Exercise description: Copy whichever lines contain the string "tempo".

[A block of data]
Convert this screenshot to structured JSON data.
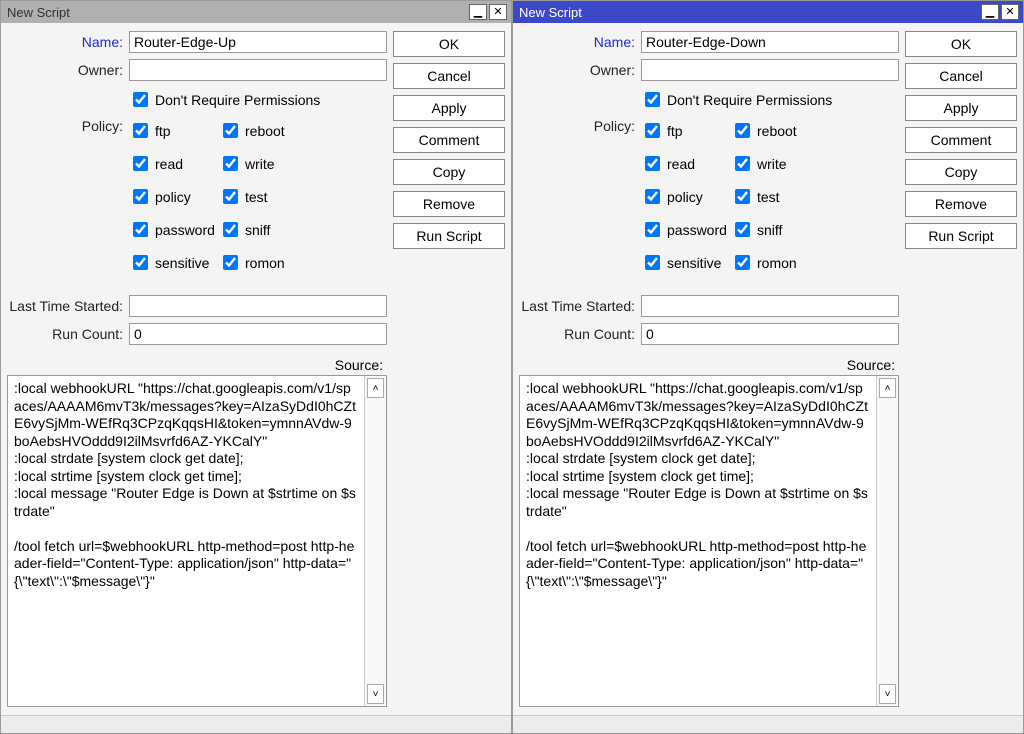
{
  "dialogs": [
    {
      "active": false,
      "title": "New Script",
      "fields": {
        "name_label": "Name:",
        "name_value": "Router-Edge-Up",
        "owner_label": "Owner:",
        "owner_value": "",
        "dont_require_perm": "Don't Require Permissions",
        "policy_label": "Policy:",
        "last_time_label": "Last Time Started:",
        "last_time_value": "",
        "run_count_label": "Run Count:",
        "run_count_value": "0",
        "source_label": "Source:"
      },
      "policies": {
        "ftp": "ftp",
        "reboot": "reboot",
        "read": "read",
        "write": "write",
        "policy": "policy",
        "test": "test",
        "password": "password",
        "sniff": "sniff",
        "sensitive": "sensitive",
        "romon": "romon"
      },
      "source": ":local webhookURL \"https://chat.googleapis.com/v1/spaces/AAAAM6mvT3k/messages?key=AIzaSyDdI0hCZtE6vySjMm-WEfRq3CPzqKqqsHI&token=ymnnAVdw-9boAebsHVOddd9I2ilMsvrfd6AZ-YKCalY\"\n:local strdate [system clock get date];\n:local strtime [system clock get time];\n:local message \"Router Edge is Down at $strtime on $strdate\"\n\n/tool fetch url=$webhookURL http-method=post http-header-field=\"Content-Type: application/json\" http-data=\"{\\\"text\\\":\\\"$message\\\"}\"",
      "buttons": {
        "ok": "OK",
        "cancel": "Cancel",
        "apply": "Apply",
        "comment": "Comment",
        "copy": "Copy",
        "remove": "Remove",
        "run": "Run Script"
      }
    },
    {
      "active": true,
      "title": "New Script",
      "fields": {
        "name_label": "Name:",
        "name_value": "Router-Edge-Down",
        "owner_label": "Owner:",
        "owner_value": "",
        "dont_require_perm": "Don't Require Permissions",
        "policy_label": "Policy:",
        "last_time_label": "Last Time Started:",
        "last_time_value": "",
        "run_count_label": "Run Count:",
        "run_count_value": "0",
        "source_label": "Source:"
      },
      "policies": {
        "ftp": "ftp",
        "reboot": "reboot",
        "read": "read",
        "write": "write",
        "policy": "policy",
        "test": "test",
        "password": "password",
        "sniff": "sniff",
        "sensitive": "sensitive",
        "romon": "romon"
      },
      "source": ":local webhookURL \"https://chat.googleapis.com/v1/spaces/AAAAM6mvT3k/messages?key=AIzaSyDdI0hCZtE6vySjMm-WEfRq3CPzqKqqsHI&token=ymnnAVdw-9boAebsHVOddd9I2ilMsvrfd6AZ-YKCalY\"\n:local strdate [system clock get date];\n:local strtime [system clock get time];\n:local message \"Router Edge is Down at $strtime on $strdate\"\n\n/tool fetch url=$webhookURL http-method=post http-header-field=\"Content-Type: application/json\" http-data=\"{\\\"text\\\":\\\"$message\\\"}\"",
      "buttons": {
        "ok": "OK",
        "cancel": "Cancel",
        "apply": "Apply",
        "comment": "Comment",
        "copy": "Copy",
        "remove": "Remove",
        "run": "Run Script"
      }
    }
  ]
}
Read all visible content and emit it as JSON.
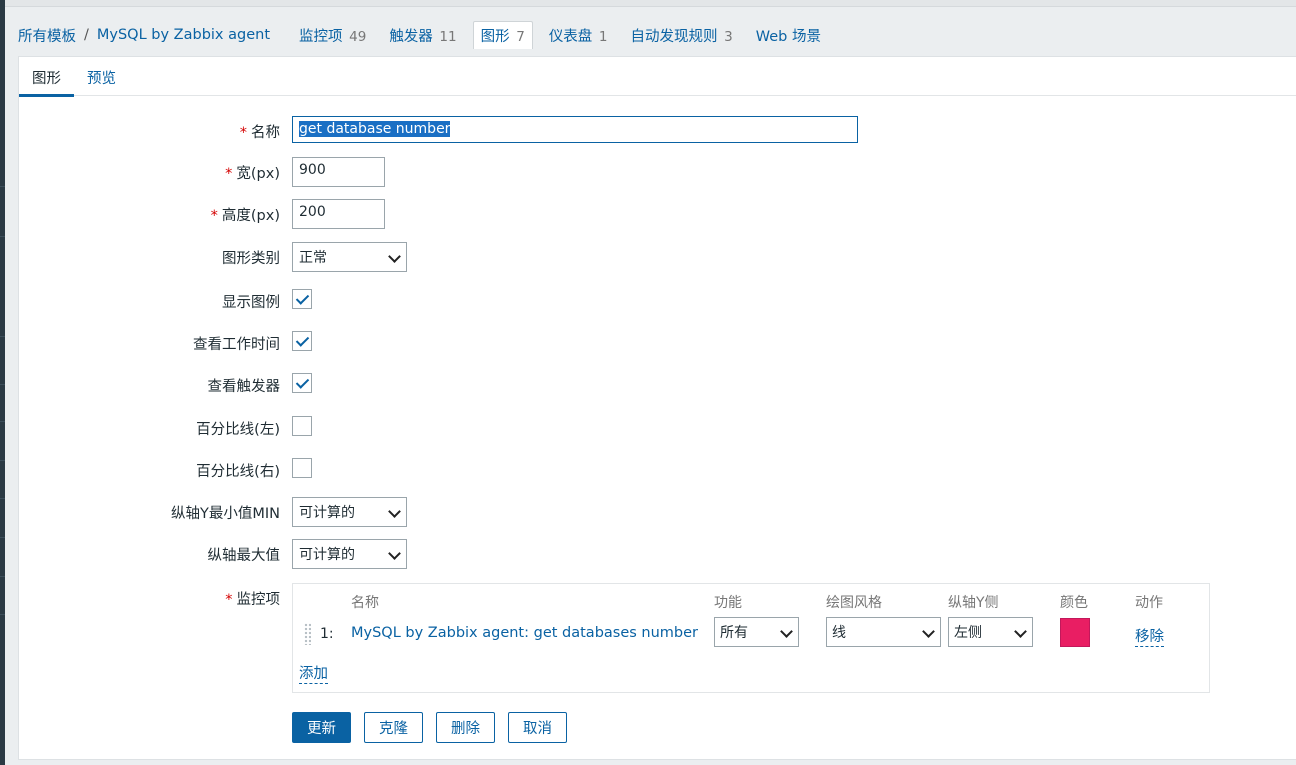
{
  "breadcrumb": {
    "all_templates": "所有模板",
    "separator": "/",
    "template_name": "MySQL by Zabbix agent",
    "tabs": [
      {
        "label": "监控项",
        "count": "49"
      },
      {
        "label": "触发器",
        "count": "11"
      },
      {
        "label": "图形",
        "count": "7"
      },
      {
        "label": "仪表盘",
        "count": "1"
      },
      {
        "label": "自动发现规则",
        "count": "3"
      },
      {
        "label": "Web 场景",
        "count": ""
      }
    ]
  },
  "subtabs": {
    "graph": "图形",
    "preview": "预览"
  },
  "form": {
    "name": {
      "label": "名称",
      "value": "get database number"
    },
    "width": {
      "label": "宽(px)",
      "value": "900"
    },
    "height": {
      "label": "高度(px)",
      "value": "200"
    },
    "graph_type": {
      "label": "图形类别",
      "value": "正常"
    },
    "show_legend": {
      "label": "显示图例",
      "checked": true
    },
    "show_working_time": {
      "label": "查看工作时间",
      "checked": true
    },
    "show_triggers": {
      "label": "查看触发器",
      "checked": true
    },
    "percentile_left": {
      "label": "百分比线(左)",
      "checked": false
    },
    "percentile_right": {
      "label": "百分比线(右)",
      "checked": false
    },
    "ymin": {
      "label": "纵轴Y最小值MIN",
      "value": "可计算的"
    },
    "ymax": {
      "label": "纵轴最大值",
      "value": "可计算的"
    },
    "items": {
      "label": "监控项",
      "headers": {
        "name": "名称",
        "function": "功能",
        "style": "绘图风格",
        "yaxis": "纵轴Y侧",
        "color": "颜色",
        "action": "动作"
      },
      "rows": [
        {
          "num": "1:",
          "name": "MySQL by Zabbix agent: get databases number",
          "function": "所有",
          "style": "线",
          "yaxis": "左侧",
          "color": "#e91e63",
          "action": "移除"
        }
      ],
      "add": "添加"
    }
  },
  "buttons": {
    "update": "更新",
    "clone": "克隆",
    "delete": "删除",
    "cancel": "取消"
  }
}
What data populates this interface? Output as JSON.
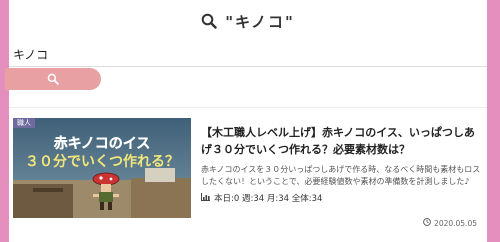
{
  "search": {
    "heading": "\"キノコ\"",
    "query": "キノコ"
  },
  "post": {
    "category": "職人",
    "thumb_line1": "赤キノコのイス",
    "thumb_line2": "３０分でいくつ作れる？",
    "title": "【木工職人レベル上げ】赤キノコのイス、いっぱつしあげ３０分でいくつ作れる？必要素材数は？",
    "excerpt": "赤キノコのイスを３０分いっぱつしあげで作る時、なるべく時間も素材もロスしたくない！ということで、必要経験値数や素材の準備数を計測しました♪",
    "stats": "本日:0  週:34  月:34  全体:34",
    "date": "2020.05.05"
  },
  "colors": {
    "side_border": "#e48fbd",
    "search_button": "#e8a0a3",
    "badge": "#6f6aa0"
  },
  "icons": [
    "search-icon",
    "bar-chart-icon",
    "clock-icon",
    "character-icon"
  ]
}
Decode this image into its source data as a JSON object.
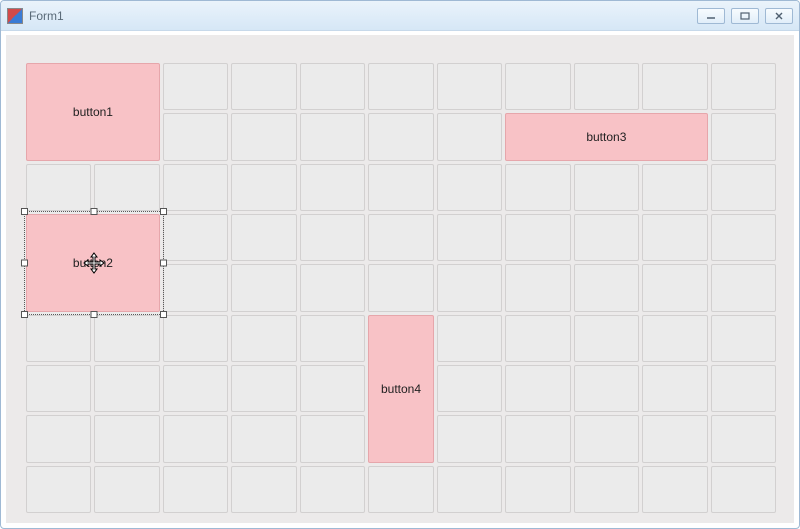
{
  "window": {
    "title": "Form1"
  },
  "buttons": {
    "b1": "button1",
    "b2": "button2",
    "b3": "button3",
    "b4": "button4"
  },
  "buttonColor": "#f8c2c6",
  "grid": {
    "cols": 11,
    "rows": 9
  },
  "placement": {
    "b1": {
      "col": 1,
      "row": 1,
      "colSpan": 2,
      "rowSpan": 2
    },
    "b2": {
      "col": 1,
      "row": 4,
      "colSpan": 2,
      "rowSpan": 2
    },
    "b3": {
      "col": 8,
      "row": 2,
      "colSpan": 3,
      "rowSpan": 1
    },
    "b4": {
      "col": 6,
      "row": 6,
      "colSpan": 1,
      "rowSpan": 3
    }
  },
  "selected": "b2"
}
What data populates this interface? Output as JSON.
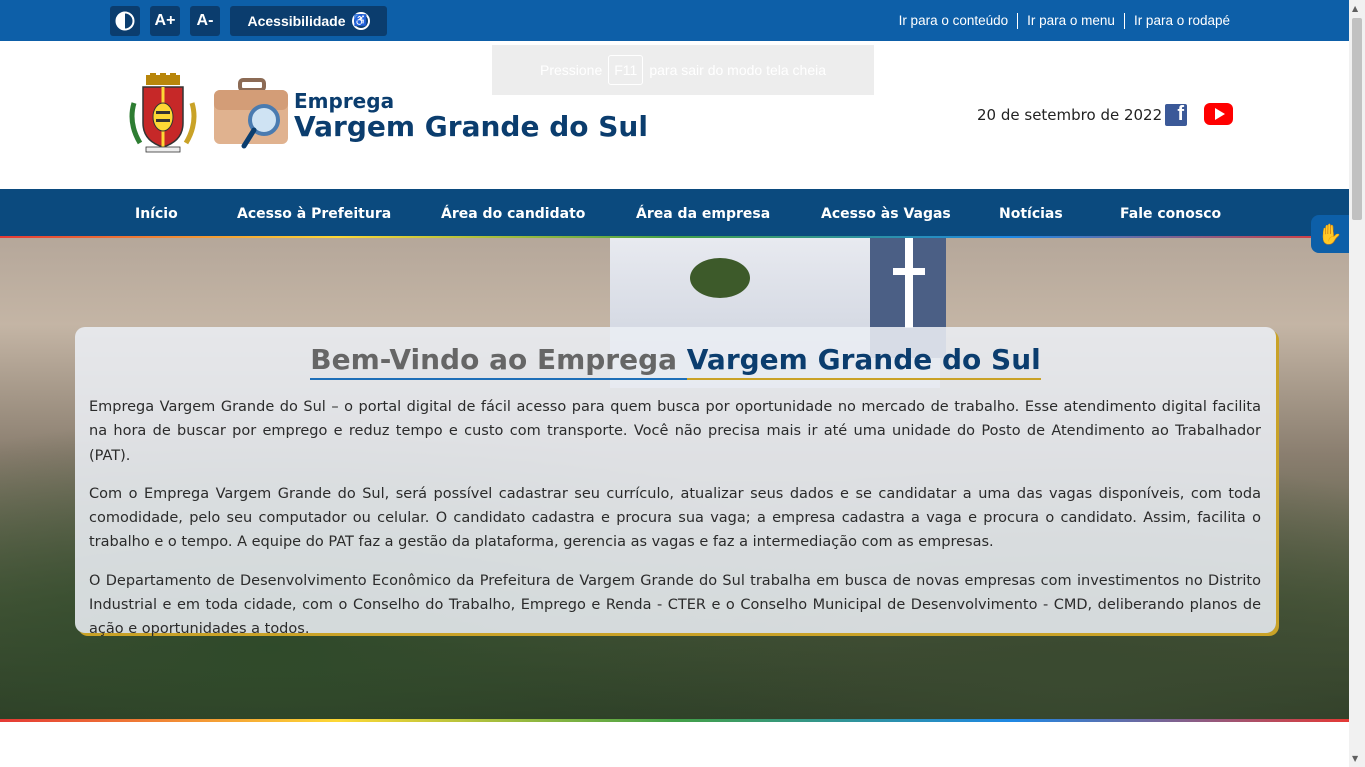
{
  "topbar": {
    "contrast_icon": "contrast-icon",
    "font_increase": "A+",
    "font_decrease": "A-",
    "accessibility_label": "Acessibilidade",
    "skip_links": [
      "Ir para o conteúdo",
      "Ir para o menu",
      "Ir para o rodapé"
    ]
  },
  "fullscreen_toast": {
    "before": "Pressione",
    "key": "F11",
    "after": "para sair do modo tela cheia"
  },
  "header": {
    "logo_small": "Emprega",
    "logo_big": "Vargem Grande do Sul",
    "date": "20 de setembro de 2022",
    "social": [
      "facebook-icon",
      "youtube-icon"
    ]
  },
  "nav": {
    "items": [
      "Início",
      "Acesso à Prefeitura",
      "Área do candidato",
      "Área da empresa",
      "Acesso às Vagas",
      "Notícias",
      "Fale conosco"
    ]
  },
  "welcome": {
    "title_part1": "Bem-Vindo ao Emprega ",
    "title_part2": "Vargem Grande do Sul",
    "paragraphs": [
      "Emprega Vargem Grande do Sul – o portal digital de fácil acesso para quem busca por oportunidade no mercado de trabalho. Esse atendimento digital facilita na hora de buscar por emprego e reduz tempo e custo com transporte. Você não precisa mais ir até uma unidade do Posto de Atendimento ao Trabalhador (PAT).",
      "Com o Emprega Vargem Grande do Sul, será possível cadastrar seu currículo, atualizar seus dados e se candidatar a uma das vagas disponíveis, com toda comodidade, pelo seu computador ou celular. O candidato cadastra e procura sua vaga; a empresa cadastra a vaga e procura o candidato. Assim, facilita o trabalho e o tempo. A equipe do PAT faz a gestão da plataforma, gerencia as vagas e faz a intermediação com as empresas.",
      "O Departamento de Desenvolvimento Econômico da Prefeitura de Vargem Grande do Sul trabalha em busca de novas empresas com investimentos no Distrito Industrial e em toda cidade, com o Conselho do Trabalho, Emprego e Renda - CTER e o Conselho Municipal de Desenvolvimento - CMD, deliberando planos de ação e oportunidades a todos."
    ]
  },
  "colors": {
    "topbar": "#0d5fa8",
    "nav": "#0b4a7e",
    "brand_dark": "#0b3d6e",
    "accent_gold": "#c9a227"
  }
}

Solution for this exercise:
      "Emprega Vargem Grande do Sul – o portal digital de fácil acesso para quem busca por oportunidade no mercado de trabalho. Esse atendimento digital facilita na hora de buscar por emprego e reduz tempo e custo com transporte. Você não precisa mais ir até uma unidade do Posto de Atendimento ao Trabalhador (PAT).",
      "Com o Emprega Vargem Grande do Sul, será possível cadastrar seu currículo, atualizar seus dados e se candidatar a uma das vagas disponíveis, com toda comodidade, pelo seu computador ou celular. O candidato cadastra e procura sua vaga; a empresa cadastra a vaga e procura o candidato. Assim, facilita o trabalho e o tempo. A equipe do PAT faz a gestão da plataforma, gerencia as vagas e faz a intermediação com as empresas.",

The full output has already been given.